== STATED PROBLEM ==
Below are records; count the lines in them that hold "name" and give only the count.

━━━━━━━━━━

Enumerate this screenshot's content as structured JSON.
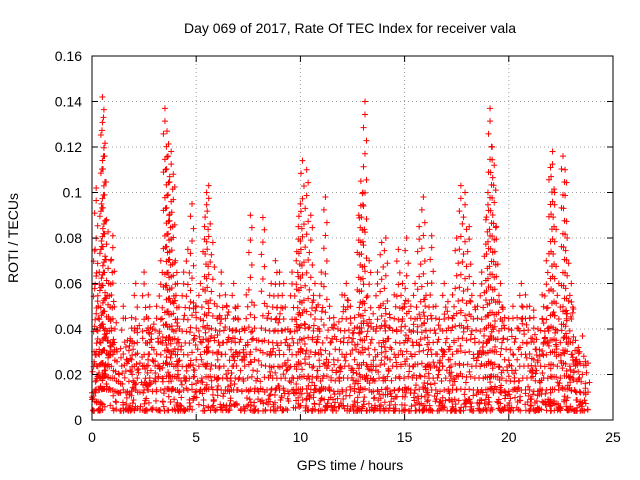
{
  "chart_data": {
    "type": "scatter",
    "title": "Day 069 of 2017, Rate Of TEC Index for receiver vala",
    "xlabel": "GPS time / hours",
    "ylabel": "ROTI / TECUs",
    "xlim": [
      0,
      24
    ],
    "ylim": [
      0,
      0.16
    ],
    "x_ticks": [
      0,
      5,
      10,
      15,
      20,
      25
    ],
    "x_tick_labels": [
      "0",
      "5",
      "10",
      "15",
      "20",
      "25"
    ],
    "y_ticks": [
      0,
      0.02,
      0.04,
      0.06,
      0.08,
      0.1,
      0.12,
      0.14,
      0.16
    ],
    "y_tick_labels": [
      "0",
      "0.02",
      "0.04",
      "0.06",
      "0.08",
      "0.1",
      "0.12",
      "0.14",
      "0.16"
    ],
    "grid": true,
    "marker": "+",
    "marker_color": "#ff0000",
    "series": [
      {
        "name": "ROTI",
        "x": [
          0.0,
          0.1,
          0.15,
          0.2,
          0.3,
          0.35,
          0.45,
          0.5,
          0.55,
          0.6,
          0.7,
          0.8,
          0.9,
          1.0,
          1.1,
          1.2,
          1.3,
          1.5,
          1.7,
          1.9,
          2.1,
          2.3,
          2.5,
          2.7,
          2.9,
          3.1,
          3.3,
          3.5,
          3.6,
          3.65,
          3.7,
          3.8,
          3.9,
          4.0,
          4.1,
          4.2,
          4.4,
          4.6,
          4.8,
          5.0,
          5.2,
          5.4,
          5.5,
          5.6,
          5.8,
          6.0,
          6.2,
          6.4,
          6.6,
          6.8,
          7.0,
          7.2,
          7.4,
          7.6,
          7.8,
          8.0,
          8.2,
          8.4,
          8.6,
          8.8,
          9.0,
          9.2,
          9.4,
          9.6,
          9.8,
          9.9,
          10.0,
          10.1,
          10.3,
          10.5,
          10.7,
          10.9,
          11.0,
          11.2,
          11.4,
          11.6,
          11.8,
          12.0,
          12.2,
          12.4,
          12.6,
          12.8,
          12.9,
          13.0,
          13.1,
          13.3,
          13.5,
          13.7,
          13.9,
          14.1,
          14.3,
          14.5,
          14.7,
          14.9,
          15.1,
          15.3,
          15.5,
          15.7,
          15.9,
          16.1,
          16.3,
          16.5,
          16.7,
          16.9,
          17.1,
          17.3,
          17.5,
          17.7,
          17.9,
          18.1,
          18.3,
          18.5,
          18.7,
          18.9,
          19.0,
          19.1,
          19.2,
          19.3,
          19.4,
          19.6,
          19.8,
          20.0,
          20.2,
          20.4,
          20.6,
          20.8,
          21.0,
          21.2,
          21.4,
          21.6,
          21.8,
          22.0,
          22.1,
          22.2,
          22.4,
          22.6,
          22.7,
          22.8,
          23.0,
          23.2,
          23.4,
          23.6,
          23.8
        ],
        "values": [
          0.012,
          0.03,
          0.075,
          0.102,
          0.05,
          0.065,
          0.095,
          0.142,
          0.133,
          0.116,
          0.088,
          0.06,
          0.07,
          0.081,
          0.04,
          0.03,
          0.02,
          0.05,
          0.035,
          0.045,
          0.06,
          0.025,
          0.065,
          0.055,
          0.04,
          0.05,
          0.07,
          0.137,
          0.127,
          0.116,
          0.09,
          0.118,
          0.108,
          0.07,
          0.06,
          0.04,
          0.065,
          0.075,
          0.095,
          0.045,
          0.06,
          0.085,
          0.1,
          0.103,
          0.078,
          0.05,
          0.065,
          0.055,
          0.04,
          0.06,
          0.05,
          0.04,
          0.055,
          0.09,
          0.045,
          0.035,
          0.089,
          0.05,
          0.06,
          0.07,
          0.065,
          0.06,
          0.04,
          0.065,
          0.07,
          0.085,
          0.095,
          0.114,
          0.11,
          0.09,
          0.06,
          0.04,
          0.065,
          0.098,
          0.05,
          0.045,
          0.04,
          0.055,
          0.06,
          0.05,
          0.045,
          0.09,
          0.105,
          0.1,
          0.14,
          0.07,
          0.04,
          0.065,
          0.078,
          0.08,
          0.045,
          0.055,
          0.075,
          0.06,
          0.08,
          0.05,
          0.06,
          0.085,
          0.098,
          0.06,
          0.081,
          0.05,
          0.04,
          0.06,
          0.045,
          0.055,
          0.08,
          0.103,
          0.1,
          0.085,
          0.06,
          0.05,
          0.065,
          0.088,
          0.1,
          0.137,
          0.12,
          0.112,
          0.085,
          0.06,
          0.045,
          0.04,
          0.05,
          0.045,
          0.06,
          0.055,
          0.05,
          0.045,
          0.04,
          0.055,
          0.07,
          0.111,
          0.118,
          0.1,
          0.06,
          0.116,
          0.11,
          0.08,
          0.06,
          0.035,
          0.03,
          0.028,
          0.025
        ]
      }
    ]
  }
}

━━━━━━━━━━

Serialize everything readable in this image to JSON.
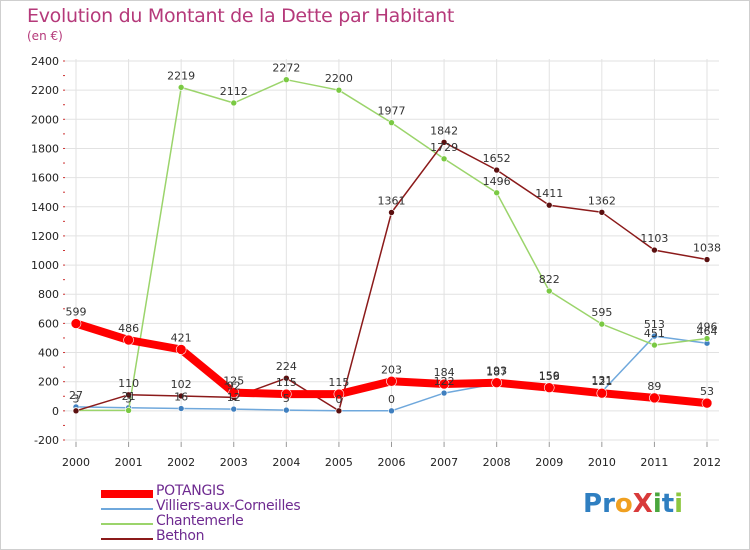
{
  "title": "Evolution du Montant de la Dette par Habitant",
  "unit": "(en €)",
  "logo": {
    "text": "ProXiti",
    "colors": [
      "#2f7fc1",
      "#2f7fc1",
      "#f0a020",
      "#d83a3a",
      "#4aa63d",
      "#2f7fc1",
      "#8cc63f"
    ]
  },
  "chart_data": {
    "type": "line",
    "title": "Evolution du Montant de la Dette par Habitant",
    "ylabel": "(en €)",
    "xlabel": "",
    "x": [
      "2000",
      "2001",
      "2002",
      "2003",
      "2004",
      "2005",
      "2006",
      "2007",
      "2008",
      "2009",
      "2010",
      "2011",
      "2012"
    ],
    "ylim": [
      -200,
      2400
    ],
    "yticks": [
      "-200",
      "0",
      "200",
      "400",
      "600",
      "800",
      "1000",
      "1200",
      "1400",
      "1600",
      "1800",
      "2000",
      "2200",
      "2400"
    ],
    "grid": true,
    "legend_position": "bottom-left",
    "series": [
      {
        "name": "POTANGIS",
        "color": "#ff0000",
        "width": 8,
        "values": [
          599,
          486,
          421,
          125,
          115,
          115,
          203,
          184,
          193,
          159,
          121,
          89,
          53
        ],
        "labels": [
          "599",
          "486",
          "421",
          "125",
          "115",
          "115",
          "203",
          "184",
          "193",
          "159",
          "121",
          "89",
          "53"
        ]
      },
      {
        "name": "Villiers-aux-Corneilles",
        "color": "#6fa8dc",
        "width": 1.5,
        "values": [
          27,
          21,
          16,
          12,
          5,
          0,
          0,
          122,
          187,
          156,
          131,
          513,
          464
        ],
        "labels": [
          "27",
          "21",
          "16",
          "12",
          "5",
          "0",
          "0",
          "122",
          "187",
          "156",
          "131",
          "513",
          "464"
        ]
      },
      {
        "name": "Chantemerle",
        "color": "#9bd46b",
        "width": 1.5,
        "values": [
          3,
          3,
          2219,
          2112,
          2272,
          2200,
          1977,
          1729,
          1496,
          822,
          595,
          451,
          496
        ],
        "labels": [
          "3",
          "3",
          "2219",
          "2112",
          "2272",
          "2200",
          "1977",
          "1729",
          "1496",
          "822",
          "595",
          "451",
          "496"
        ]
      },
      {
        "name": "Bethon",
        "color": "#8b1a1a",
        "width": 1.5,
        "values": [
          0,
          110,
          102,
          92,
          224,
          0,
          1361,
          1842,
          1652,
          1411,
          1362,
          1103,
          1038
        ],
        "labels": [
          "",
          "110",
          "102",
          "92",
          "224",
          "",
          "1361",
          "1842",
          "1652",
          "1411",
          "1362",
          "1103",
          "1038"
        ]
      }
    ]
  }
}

━━━━━━━━━━

== ANSWER TO THE PROBLEM ==
5